§ **Your instructions**
Exactly as they appear, output all of the records. Skip any images.

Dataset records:
::::::::
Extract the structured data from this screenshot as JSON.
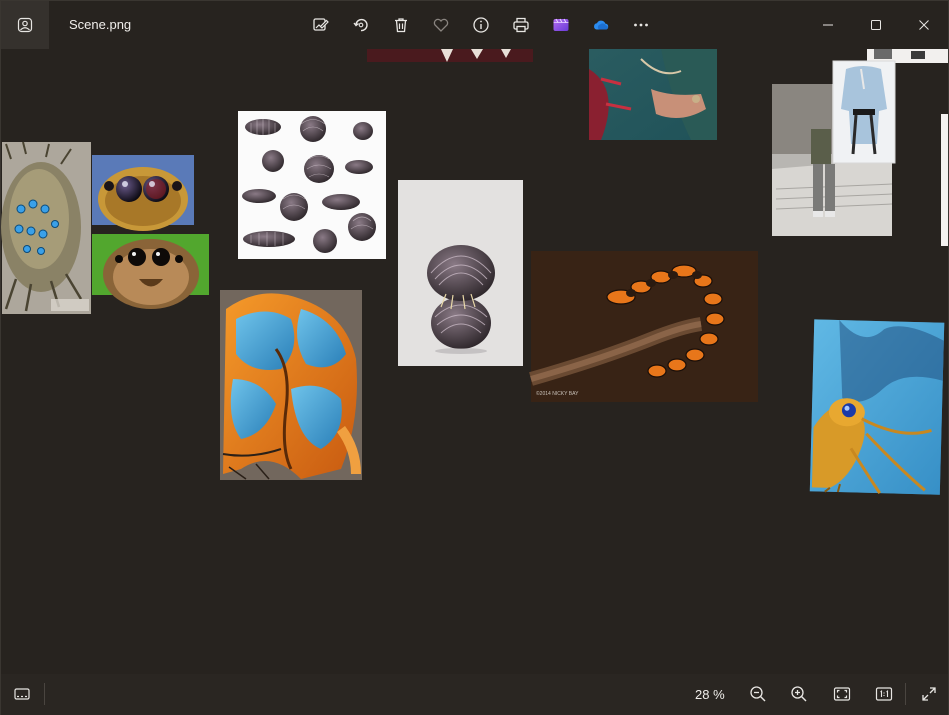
{
  "titlebar": {
    "filename": "Scene.png",
    "app_icon": "photos-app-icon",
    "toolbar": [
      {
        "name": "edit-image-button",
        "icon": "edit-image-icon"
      },
      {
        "name": "rotate-button",
        "icon": "rotate-icon"
      },
      {
        "name": "delete-button",
        "icon": "trash-icon"
      },
      {
        "name": "favorite-button",
        "icon": "heart-icon"
      },
      {
        "name": "file-info-button",
        "icon": "info-icon"
      },
      {
        "name": "print-button",
        "icon": "printer-icon"
      },
      {
        "name": "clipchamp-button",
        "icon": "clipchamp-icon"
      },
      {
        "name": "onedrive-button",
        "icon": "onedrive-cloud-icon"
      },
      {
        "name": "more-options-button",
        "icon": "more-horizontal-icon"
      }
    ],
    "window_controls": [
      "minimize",
      "maximize",
      "close"
    ]
  },
  "canvas": {
    "tiles": [
      "fantasy-beetle-blue-gems",
      "jumping-spider-eyes-blue",
      "jumping-spider-face-green",
      "pill-bugs-collection",
      "orange-blue-beetle-closeup",
      "stacked-pill-bugs",
      "dark-red-strip",
      "woman-teal-dress-jewelry",
      "millipede-on-branch",
      "streetwear-outfit-photo",
      "clothing-flatlay",
      "blue-golden-beetle-art"
    ],
    "colors": {
      "background": "#27231f",
      "accent_orange": "#e8761a",
      "accent_blue": "#3b9fd4"
    }
  },
  "bottombar": {
    "zoom": "28 %",
    "buttons": [
      "filmstrip",
      "zoom-out",
      "zoom-in",
      "fit-to-window",
      "actual-size",
      "fullscreen"
    ]
  }
}
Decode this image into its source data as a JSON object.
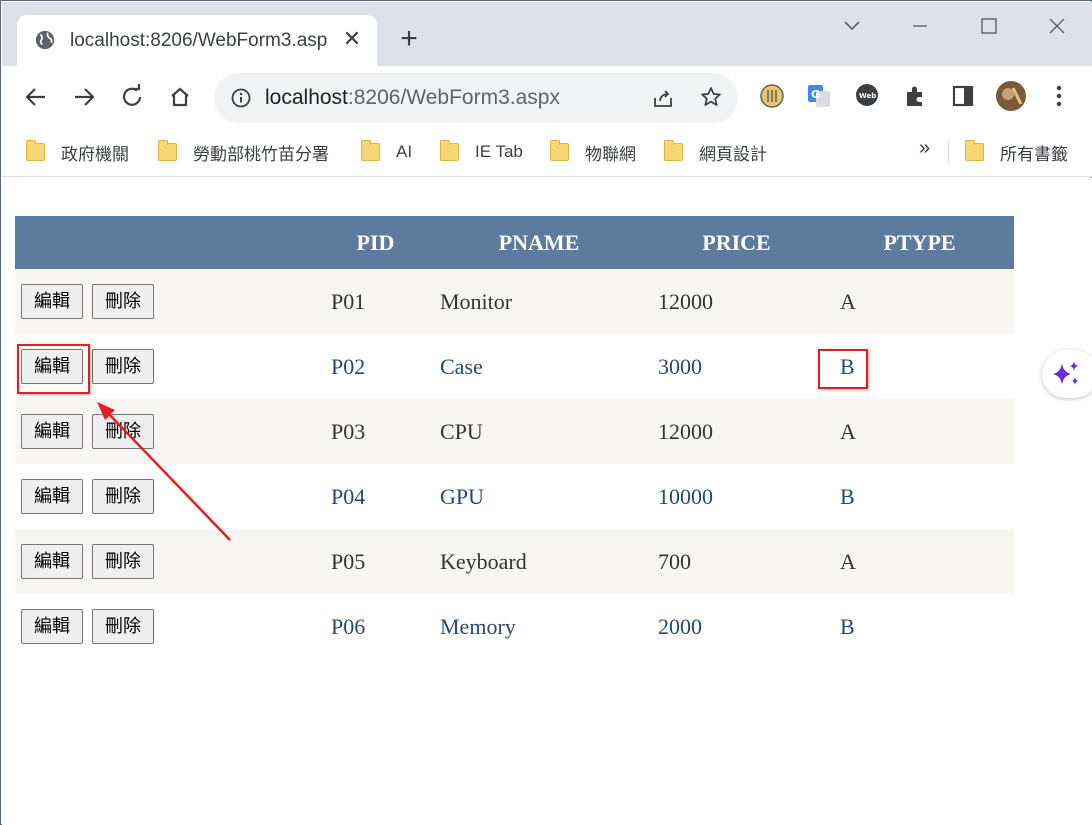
{
  "browser": {
    "tab_title": "localhost:8206/WebForm3.aspx",
    "tab_close": "✕",
    "new_tab": "+",
    "url_host": "localhost",
    "url_rest": ":8206/WebForm3.aspx"
  },
  "bookmarks": [
    {
      "label": "政府機關"
    },
    {
      "label": "勞動部桃竹苗分署"
    },
    {
      "label": "AI"
    },
    {
      "label": "IE Tab"
    },
    {
      "label": "物聯網"
    },
    {
      "label": "網頁設計"
    }
  ],
  "bookmarks_more": "»",
  "bookmarks_all": "所有書籤",
  "grid": {
    "headers": [
      "PID",
      "PNAME",
      "PRICE",
      "PTYPE"
    ],
    "edit_label": "編輯",
    "delete_label": "刪除",
    "rows": [
      {
        "pid": "P01",
        "pname": "Monitor",
        "price": "12000",
        "ptype": "A"
      },
      {
        "pid": "P02",
        "pname": "Case",
        "price": "3000",
        "ptype": "B"
      },
      {
        "pid": "P03",
        "pname": "CPU",
        "price": "12000",
        "ptype": "A"
      },
      {
        "pid": "P04",
        "pname": "GPU",
        "price": "10000",
        "ptype": "B"
      },
      {
        "pid": "P05",
        "pname": "Keyboard",
        "price": "700",
        "ptype": "A"
      },
      {
        "pid": "P06",
        "pname": "Memory",
        "price": "2000",
        "ptype": "B"
      }
    ]
  },
  "colors": {
    "header_bg": "#5d7b9d",
    "row_odd_bg": "#f7f6f3",
    "row_even_text": "#284775",
    "annotation": "#e02020"
  }
}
::::::::
§ **Answer to this problem**
Extract the structured data from this screenshot as JSON.
{
  "titlebar": {
    "filename": "Scene.png",
    "app_icon": "photos-app-icon",
    "toolbar": [
      {
        "name": "edit-image-button",
        "icon": "edit-image-icon"
      },
      {
        "name": "rotate-button",
        "icon": "rotate-icon"
      },
      {
        "name": "delete-button",
        "icon": "trash-icon"
      },
      {
        "name": "favorite-button",
        "icon": "heart-icon"
      },
      {
        "name": "file-info-button",
        "icon": "info-icon"
      },
      {
        "name": "print-button",
        "icon": "printer-icon"
      },
      {
        "name": "clipchamp-button",
        "icon": "clipchamp-icon"
      },
      {
        "name": "onedrive-button",
        "icon": "onedrive-cloud-icon"
      },
      {
        "name": "more-options-button",
        "icon": "more-horizontal-icon"
      }
    ],
    "window_controls": [
      "minimize",
      "maximize",
      "close"
    ]
  },
  "canvas": {
    "tiles": [
      "fantasy-beetle-blue-gems",
      "jumping-spider-eyes-blue",
      "jumping-spider-face-green",
      "pill-bugs-collection",
      "orange-blue-beetle-closeup",
      "stacked-pill-bugs",
      "dark-red-strip",
      "woman-teal-dress-jewelry",
      "millipede-on-branch",
      "streetwear-outfit-photo",
      "clothing-flatlay",
      "blue-golden-beetle-art"
    ],
    "colors": {
      "background": "#27231f",
      "accent_orange": "#e8761a",
      "accent_blue": "#3b9fd4"
    }
  },
  "bottombar": {
    "zoom": "28 %",
    "buttons": [
      "filmstrip",
      "zoom-out",
      "zoom-in",
      "fit-to-window",
      "actual-size",
      "fullscreen"
    ]
  }
}
Decode this image into its source data as a JSON object.
{
  "browser": {
    "tab_title": "localhost:8206/WebForm3.aspx",
    "tab_close": "✕",
    "new_tab": "+",
    "url_host": "localhost",
    "url_rest": ":8206/WebForm3.aspx"
  },
  "bookmarks": [
    {
      "label": "政府機關"
    },
    {
      "label": "勞動部桃竹苗分署"
    },
    {
      "label": "AI"
    },
    {
      "label": "IE Tab"
    },
    {
      "label": "物聯網"
    },
    {
      "label": "網頁設計"
    }
  ],
  "bookmarks_more": "»",
  "bookmarks_all": "所有書籤",
  "grid": {
    "headers": [
      "PID",
      "PNAME",
      "PRICE",
      "PTYPE"
    ],
    "edit_label": "編輯",
    "delete_label": "刪除",
    "rows": [
      {
        "pid": "P01",
        "pname": "Monitor",
        "price": "12000",
        "ptype": "A"
      },
      {
        "pid": "P02",
        "pname": "Case",
        "price": "3000",
        "ptype": "B"
      },
      {
        "pid": "P03",
        "pname": "CPU",
        "price": "12000",
        "ptype": "A"
      },
      {
        "pid": "P04",
        "pname": "GPU",
        "price": "10000",
        "ptype": "B"
      },
      {
        "pid": "P05",
        "pname": "Keyboard",
        "price": "700",
        "ptype": "A"
      },
      {
        "pid": "P06",
        "pname": "Memory",
        "price": "2000",
        "ptype": "B"
      }
    ]
  },
  "colors": {
    "header_bg": "#5d7b9d",
    "row_odd_bg": "#f7f6f3",
    "row_even_text": "#284775",
    "annotation": "#e02020"
  }
}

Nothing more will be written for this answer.